--- DIRECTIONS FOR THIS TASK ---
Type out all the records word for word. Any pictures are to be left out.

--- SOURCE MATERIAL ---

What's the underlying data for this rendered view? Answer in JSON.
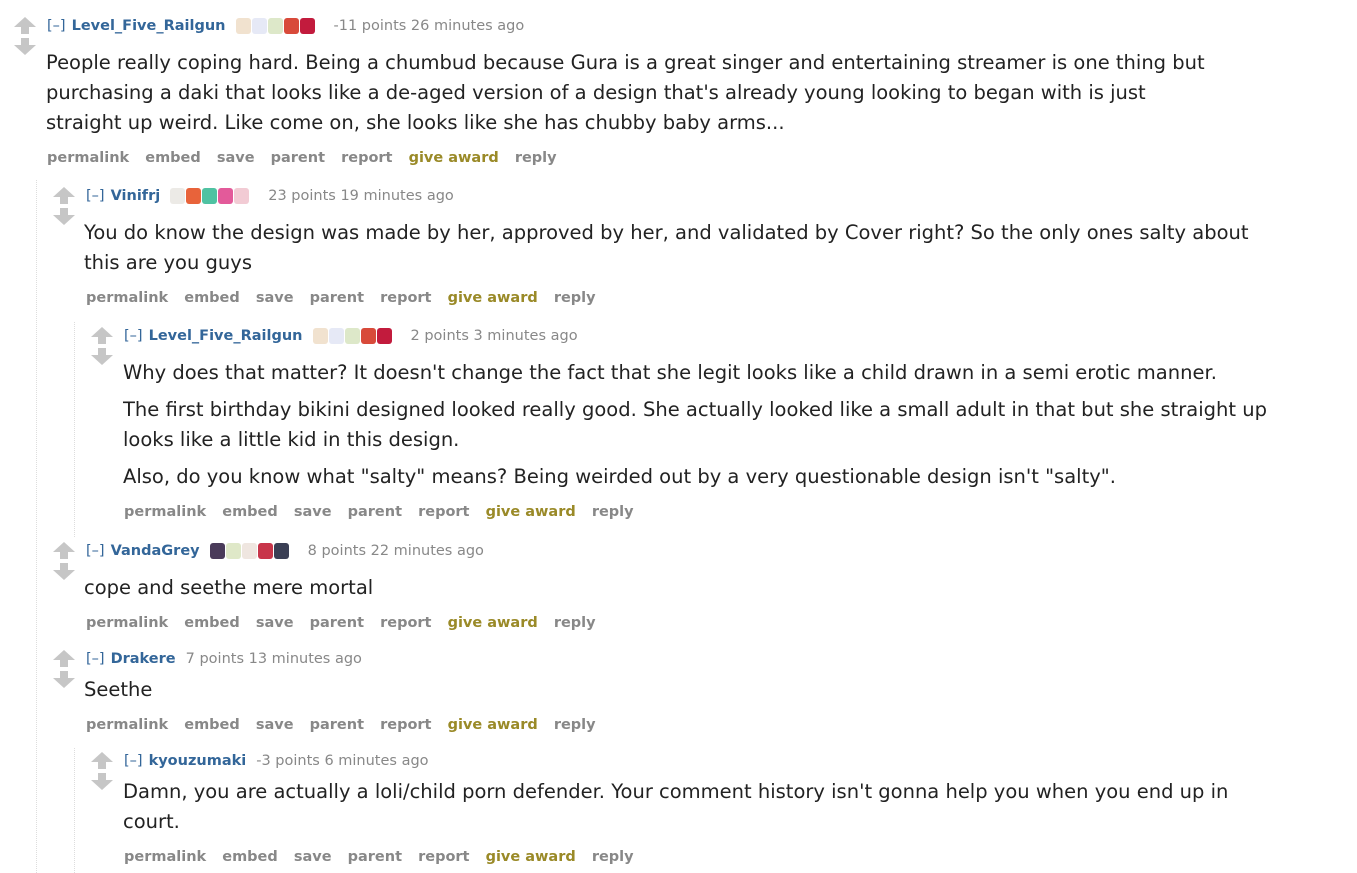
{
  "colors": {
    "link": "#336699",
    "meta": "#888888",
    "award": "#9a8a28",
    "arrow": "#c6c6c6"
  },
  "actions": {
    "permalink": "permalink",
    "embed": "embed",
    "save": "save",
    "parent": "parent",
    "report": "report",
    "give_award": "give award",
    "reply": "reply"
  },
  "comments": [
    {
      "toggle": "[–]",
      "author": "Level_Five_Railgun",
      "score_time": "-11 points 26 minutes ago",
      "paragraphs": [
        "People really coping hard. Being a chumbud because Gura is a great singer and entertaining streamer is one thing but",
        "purchasing a daki that looks like a de-aged version of a design that's already young looking to began with is just",
        "straight up weird. Like come on, she looks like she has chubby baby arms..."
      ]
    },
    {
      "toggle": "[–]",
      "author": "Vinifrj",
      "score_time": "23 points 19 minutes ago",
      "paragraphs": [
        "You do know the design was made by her, approved by her, and validated by Cover right? So the only ones salty about",
        "this are you guys"
      ]
    },
    {
      "toggle": "[–]",
      "author": "Level_Five_Railgun",
      "score_time": "2 points 3 minutes ago",
      "paragraphs": [
        "Why does that matter? It doesn't change the fact that she legit looks like a child drawn in a semi erotic manner.",
        "The first birthday bikini designed looked really good. She actually looked like a small adult in that but she straight up",
        "looks like a little kid in this design.",
        "Also, do you know what \"salty\" means? Being weirded out by a very questionable design isn't \"salty\"."
      ]
    },
    {
      "toggle": "[–]",
      "author": "VandaGrey",
      "score_time": "8 points 22 minutes ago",
      "paragraphs": [
        "cope and seethe mere mortal"
      ]
    },
    {
      "toggle": "[–]",
      "author": "Drakere",
      "score_time": "7 points 13 minutes ago",
      "paragraphs": [
        "Seethe"
      ]
    },
    {
      "toggle": "[–]",
      "author": "kyouzumaki",
      "score_time": "-3 points 6 minutes ago",
      "paragraphs": [
        "Damn, you are actually a loli/child porn defender. Your comment history isn't gonna help you when you end up in",
        "court."
      ]
    }
  ]
}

--- THE COMPLETED TASK ---
What's the underlying data for this rendered view? Answer in JSON.
{
  "colors": {
    "link": "#336699",
    "meta": "#888888",
    "award": "#9a8a28",
    "arrow": "#c6c6c6"
  },
  "actions": {
    "permalink": "permalink",
    "embed": "embed",
    "save": "save",
    "parent": "parent",
    "report": "report",
    "give_award": "give award",
    "reply": "reply"
  },
  "comments": [
    {
      "toggle": "[–]",
      "author": "Level_Five_Railgun",
      "score_time": "-11 points 26 minutes ago",
      "paragraphs": [
        "People really coping hard. Being a chumbud because Gura is a great singer and entertaining streamer is one thing but",
        "purchasing a daki that looks like a de-aged version of a design that's already young looking to began with is just",
        "straight up weird. Like come on, she looks like she has chubby baby arms..."
      ]
    },
    {
      "toggle": "[–]",
      "author": "Vinifrj",
      "score_time": "23 points 19 minutes ago",
      "paragraphs": [
        "You do know the design was made by her, approved by her, and validated by Cover right? So the only ones salty about",
        "this are you guys"
      ]
    },
    {
      "toggle": "[–]",
      "author": "Level_Five_Railgun",
      "score_time": "2 points 3 minutes ago",
      "paragraphs": [
        "Why does that matter? It doesn't change the fact that she legit looks like a child drawn in a semi erotic manner.",
        "The first birthday bikini designed looked really good. She actually looked like a small adult in that but she straight up",
        "looks like a little kid in this design.",
        "Also, do you know what \"salty\" means? Being weirded out by a very questionable design isn't \"salty\"."
      ]
    },
    {
      "toggle": "[–]",
      "author": "VandaGrey",
      "score_time": "8 points 22 minutes ago",
      "paragraphs": [
        "cope and seethe mere mortal"
      ]
    },
    {
      "toggle": "[–]",
      "author": "Drakere",
      "score_time": "7 points 13 minutes ago",
      "paragraphs": [
        "Seethe"
      ]
    },
    {
      "toggle": "[–]",
      "author": "kyouzumaki",
      "score_time": "-3 points 6 minutes ago",
      "paragraphs": [
        "Damn, you are actually a loli/child porn defender. Your comment history isn't gonna help you when you end up in",
        "court."
      ]
    }
  ]
}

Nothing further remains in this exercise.